>> Start Working data

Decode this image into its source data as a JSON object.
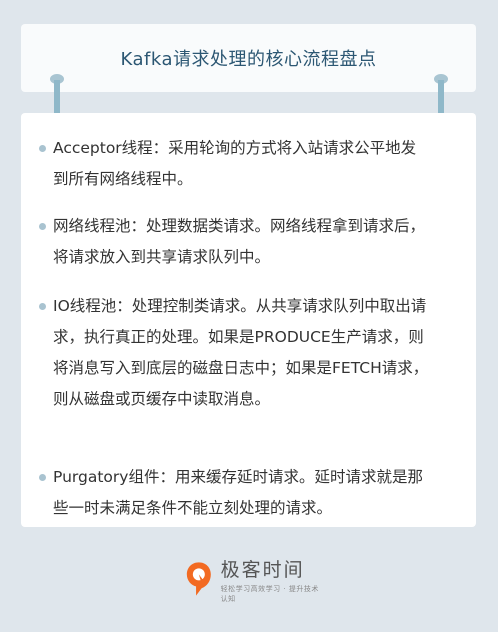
{
  "header": {
    "title": "Kafka请求处理的核心流程盘点"
  },
  "items": [
    {
      "text": "Acceptor线程：采用轮询的方式将入站请求公平地发到所有网络线程中。"
    },
    {
      "text": "网络线程池：处理数据类请求。网络线程拿到请求后，将请求放入到共享请求队列中。"
    },
    {
      "text": "IO线程池：处理控制类请求。从共享请求队列中取出请求，执行真正的处理。如果是PRODUCE生产请求，则将消息写入到底层的磁盘日志中；如果是FETCH请求，则从磁盘或页缓存中读取消息。"
    },
    {
      "text": "Purgatory组件：用来缓存延时请求。延时请求就是那些一时未满足条件不能立刻处理的请求。"
    }
  ],
  "footer": {
    "brand": "极客时间",
    "slogan": "轻松学习高效学习 · 提升技术认知"
  },
  "colors": {
    "background": "#dfe6ec",
    "title": "#2c5773",
    "bullet": "#a9c3d0",
    "logo_orange": "#f26a22"
  },
  "icons": {
    "logo": "geektime-logo-icon"
  }
}
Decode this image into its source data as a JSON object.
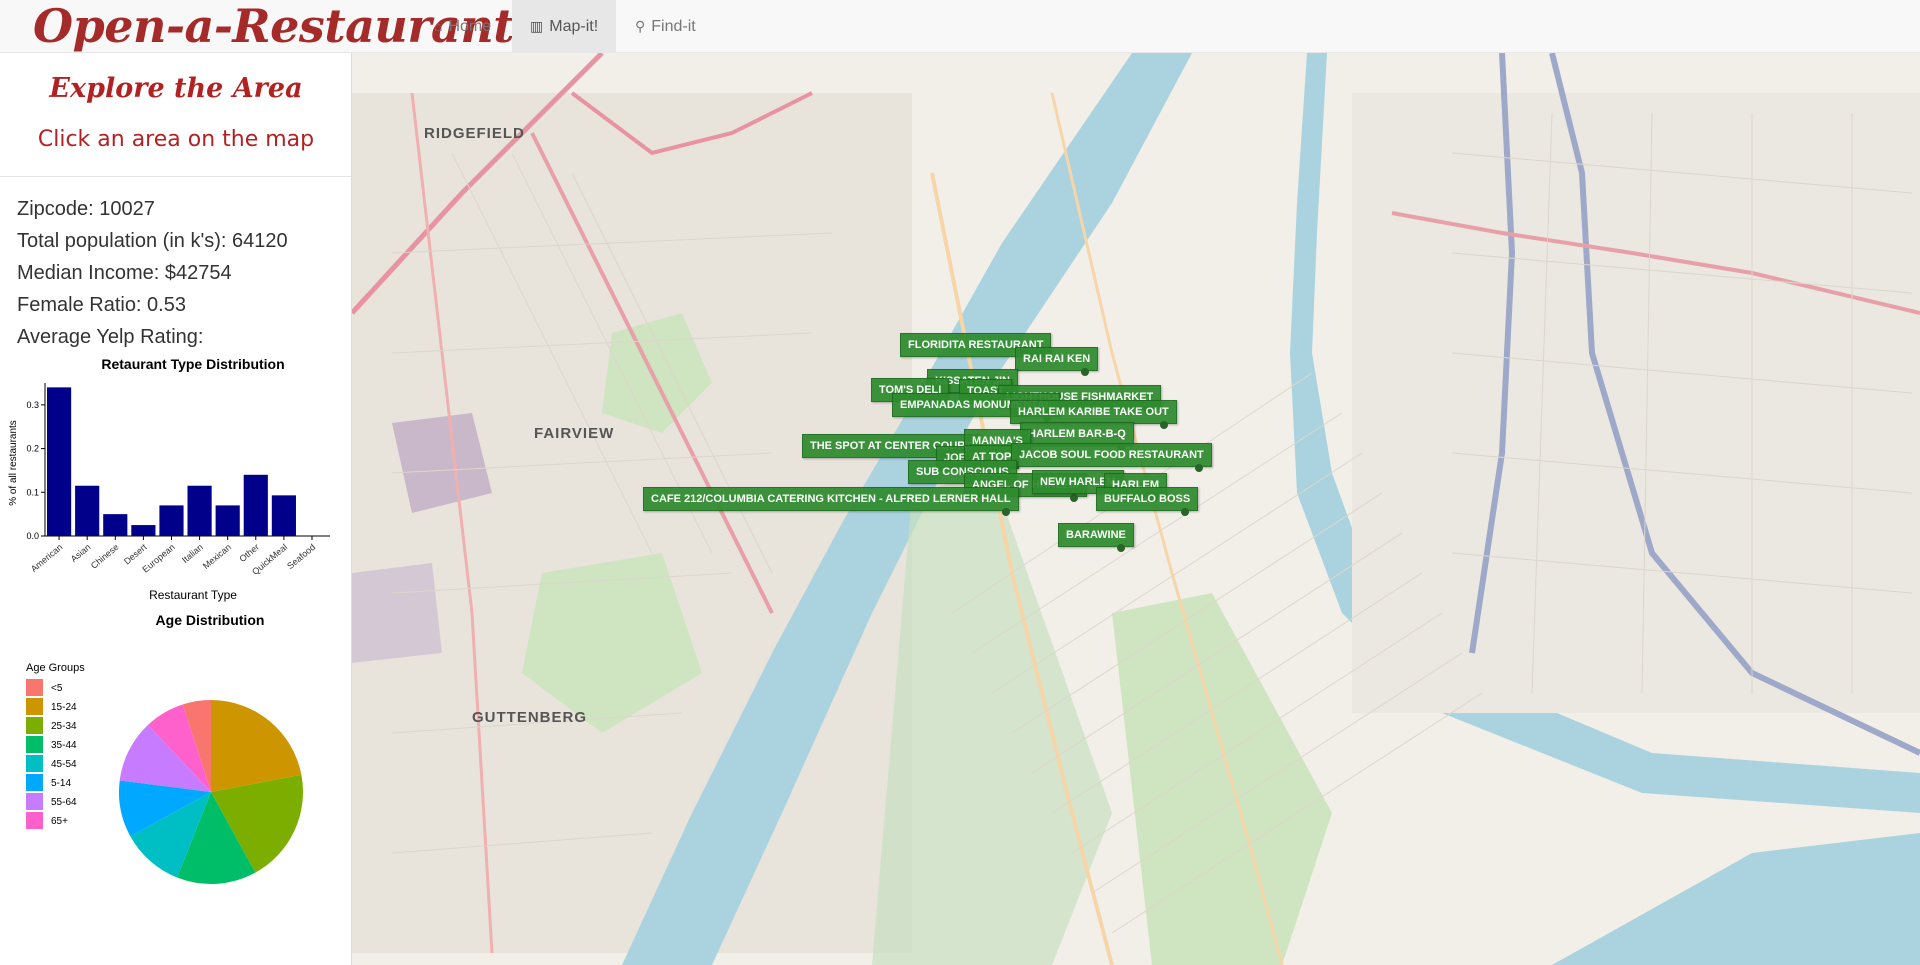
{
  "nav": {
    "brand": "Open-a-Restaurant",
    "items": [
      {
        "label": "Home",
        "icon": "home-icon",
        "active": false
      },
      {
        "label": "Map-it!",
        "icon": "map-icon",
        "active": true
      },
      {
        "label": "Find-it",
        "icon": "search-icon",
        "active": false
      }
    ]
  },
  "sidebar": {
    "title": "Explore the Area",
    "subtitle": "Click an area on the map",
    "zipcode": "Zipcode: 10027",
    "population": "Total population (in k's): 64120",
    "income": "Median Income: $42754",
    "female_ratio": "Female Ratio: 0.53",
    "yelp": "Average Yelp Rating:"
  },
  "chart_data": [
    {
      "type": "bar",
      "title": "Retaurant Type Distribution",
      "xlabel": "Restaurant Type",
      "ylabel": "% of all restaurants",
      "categories": [
        "American",
        "Asian",
        "Chinese",
        "Desert",
        "European",
        "Italian",
        "Mexican",
        "Other",
        "QuickMeal",
        "Seafood"
      ],
      "values": [
        0.34,
        0.115,
        0.05,
        0.025,
        0.07,
        0.115,
        0.07,
        0.14,
        0.093,
        0.0
      ],
      "yticks": [
        "0.0",
        "0.1",
        "0.2",
        "0.3"
      ],
      "ylim": [
        0,
        0.35
      ],
      "color": "#00008b"
    },
    {
      "type": "pie",
      "title": "Age Distribution",
      "legend_title": "Age Groups",
      "labels": [
        "<5",
        "15-24",
        "25-34",
        "35-44",
        "45-54",
        "5-14",
        "55-64",
        "65+"
      ],
      "values": [
        0.05,
        0.22,
        0.2,
        0.14,
        0.11,
        0.1,
        0.11,
        0.07
      ],
      "colors": [
        "#f8766d",
        "#cd9600",
        "#7cae00",
        "#00be67",
        "#00bfc4",
        "#00a9ff",
        "#c77cff",
        "#ff61cc"
      ]
    }
  ],
  "map": {
    "places": [
      "RIDGEFIELD",
      "FAIRVIEW",
      "GUTTENBERG"
    ],
    "markers": [
      "FLORIDITA RESTAURANT",
      "RAI RAI KEN",
      "KISSATEN JIN",
      "TOM'S DELI",
      "TOAST",
      "LIGHTHOUSE FISHMARKET",
      "EMPANADAS MONUMENTAL",
      "HARLEM KARIBE TAKE OUT",
      "HARLEM BAR-B-Q",
      "THE SPOT AT CENTER COURT",
      "MANNA'S",
      "JOE",
      "AT TOP",
      "JACOB SOUL FOOD RESTAURANT",
      "SUB CONSCIOUS",
      "ANGEL OF HARLEM",
      "NEW HARLEM",
      "HARLEM",
      "CAFE 212/COLUMBIA CATERING KITCHEN - ALFRED LERNER HALL",
      "BUFFALO BOSS",
      "BARAWINE"
    ]
  }
}
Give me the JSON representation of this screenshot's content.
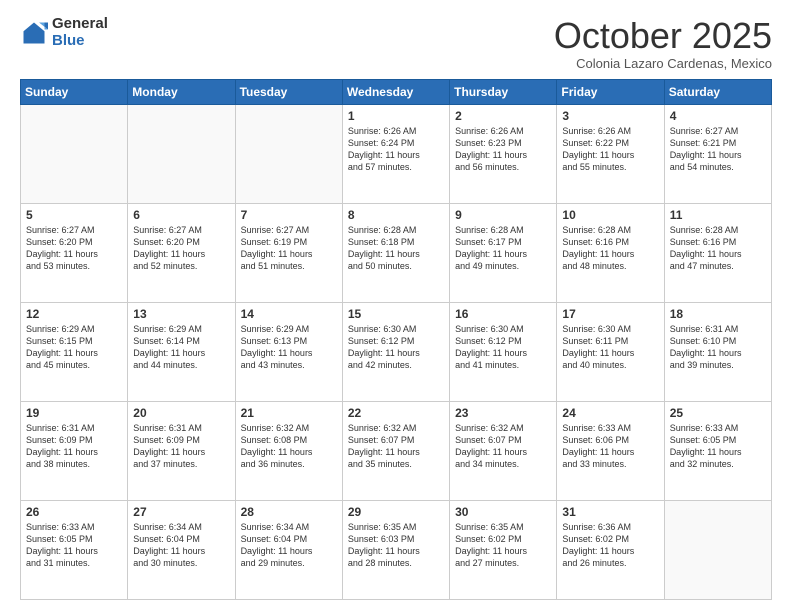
{
  "header": {
    "logo_general": "General",
    "logo_blue": "Blue",
    "month_title": "October 2025",
    "subtitle": "Colonia Lazaro Cardenas, Mexico"
  },
  "weekdays": [
    "Sunday",
    "Monday",
    "Tuesday",
    "Wednesday",
    "Thursday",
    "Friday",
    "Saturday"
  ],
  "weeks": [
    [
      {
        "day": "",
        "info": ""
      },
      {
        "day": "",
        "info": ""
      },
      {
        "day": "",
        "info": ""
      },
      {
        "day": "1",
        "info": "Sunrise: 6:26 AM\nSunset: 6:24 PM\nDaylight: 11 hours\nand 57 minutes."
      },
      {
        "day": "2",
        "info": "Sunrise: 6:26 AM\nSunset: 6:23 PM\nDaylight: 11 hours\nand 56 minutes."
      },
      {
        "day": "3",
        "info": "Sunrise: 6:26 AM\nSunset: 6:22 PM\nDaylight: 11 hours\nand 55 minutes."
      },
      {
        "day": "4",
        "info": "Sunrise: 6:27 AM\nSunset: 6:21 PM\nDaylight: 11 hours\nand 54 minutes."
      }
    ],
    [
      {
        "day": "5",
        "info": "Sunrise: 6:27 AM\nSunset: 6:20 PM\nDaylight: 11 hours\nand 53 minutes."
      },
      {
        "day": "6",
        "info": "Sunrise: 6:27 AM\nSunset: 6:20 PM\nDaylight: 11 hours\nand 52 minutes."
      },
      {
        "day": "7",
        "info": "Sunrise: 6:27 AM\nSunset: 6:19 PM\nDaylight: 11 hours\nand 51 minutes."
      },
      {
        "day": "8",
        "info": "Sunrise: 6:28 AM\nSunset: 6:18 PM\nDaylight: 11 hours\nand 50 minutes."
      },
      {
        "day": "9",
        "info": "Sunrise: 6:28 AM\nSunset: 6:17 PM\nDaylight: 11 hours\nand 49 minutes."
      },
      {
        "day": "10",
        "info": "Sunrise: 6:28 AM\nSunset: 6:16 PM\nDaylight: 11 hours\nand 48 minutes."
      },
      {
        "day": "11",
        "info": "Sunrise: 6:28 AM\nSunset: 6:16 PM\nDaylight: 11 hours\nand 47 minutes."
      }
    ],
    [
      {
        "day": "12",
        "info": "Sunrise: 6:29 AM\nSunset: 6:15 PM\nDaylight: 11 hours\nand 45 minutes."
      },
      {
        "day": "13",
        "info": "Sunrise: 6:29 AM\nSunset: 6:14 PM\nDaylight: 11 hours\nand 44 minutes."
      },
      {
        "day": "14",
        "info": "Sunrise: 6:29 AM\nSunset: 6:13 PM\nDaylight: 11 hours\nand 43 minutes."
      },
      {
        "day": "15",
        "info": "Sunrise: 6:30 AM\nSunset: 6:12 PM\nDaylight: 11 hours\nand 42 minutes."
      },
      {
        "day": "16",
        "info": "Sunrise: 6:30 AM\nSunset: 6:12 PM\nDaylight: 11 hours\nand 41 minutes."
      },
      {
        "day": "17",
        "info": "Sunrise: 6:30 AM\nSunset: 6:11 PM\nDaylight: 11 hours\nand 40 minutes."
      },
      {
        "day": "18",
        "info": "Sunrise: 6:31 AM\nSunset: 6:10 PM\nDaylight: 11 hours\nand 39 minutes."
      }
    ],
    [
      {
        "day": "19",
        "info": "Sunrise: 6:31 AM\nSunset: 6:09 PM\nDaylight: 11 hours\nand 38 minutes."
      },
      {
        "day": "20",
        "info": "Sunrise: 6:31 AM\nSunset: 6:09 PM\nDaylight: 11 hours\nand 37 minutes."
      },
      {
        "day": "21",
        "info": "Sunrise: 6:32 AM\nSunset: 6:08 PM\nDaylight: 11 hours\nand 36 minutes."
      },
      {
        "day": "22",
        "info": "Sunrise: 6:32 AM\nSunset: 6:07 PM\nDaylight: 11 hours\nand 35 minutes."
      },
      {
        "day": "23",
        "info": "Sunrise: 6:32 AM\nSunset: 6:07 PM\nDaylight: 11 hours\nand 34 minutes."
      },
      {
        "day": "24",
        "info": "Sunrise: 6:33 AM\nSunset: 6:06 PM\nDaylight: 11 hours\nand 33 minutes."
      },
      {
        "day": "25",
        "info": "Sunrise: 6:33 AM\nSunset: 6:05 PM\nDaylight: 11 hours\nand 32 minutes."
      }
    ],
    [
      {
        "day": "26",
        "info": "Sunrise: 6:33 AM\nSunset: 6:05 PM\nDaylight: 11 hours\nand 31 minutes."
      },
      {
        "day": "27",
        "info": "Sunrise: 6:34 AM\nSunset: 6:04 PM\nDaylight: 11 hours\nand 30 minutes."
      },
      {
        "day": "28",
        "info": "Sunrise: 6:34 AM\nSunset: 6:04 PM\nDaylight: 11 hours\nand 29 minutes."
      },
      {
        "day": "29",
        "info": "Sunrise: 6:35 AM\nSunset: 6:03 PM\nDaylight: 11 hours\nand 28 minutes."
      },
      {
        "day": "30",
        "info": "Sunrise: 6:35 AM\nSunset: 6:02 PM\nDaylight: 11 hours\nand 27 minutes."
      },
      {
        "day": "31",
        "info": "Sunrise: 6:36 AM\nSunset: 6:02 PM\nDaylight: 11 hours\nand 26 minutes."
      },
      {
        "day": "",
        "info": ""
      }
    ]
  ]
}
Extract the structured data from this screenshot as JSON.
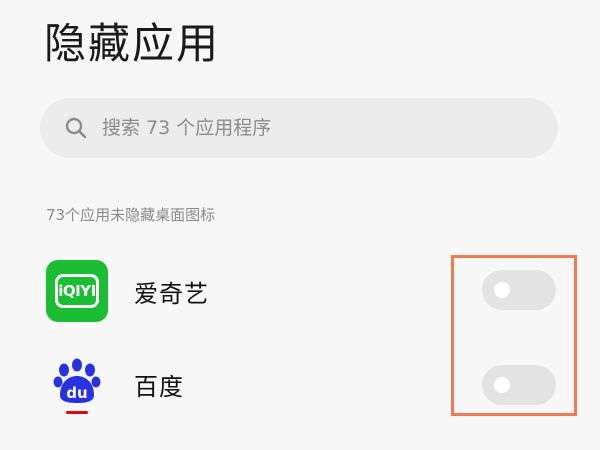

>> End Working data

Problem to work on:
Copy down every line of the entries containing the word "this".

Final result:
Decode this image into its source data as a JSON object.
Decode this image into its source data as a JSON object.
Give me the JSON representation of this screenshot's content.
Extract the structured data from this screenshot as JSON.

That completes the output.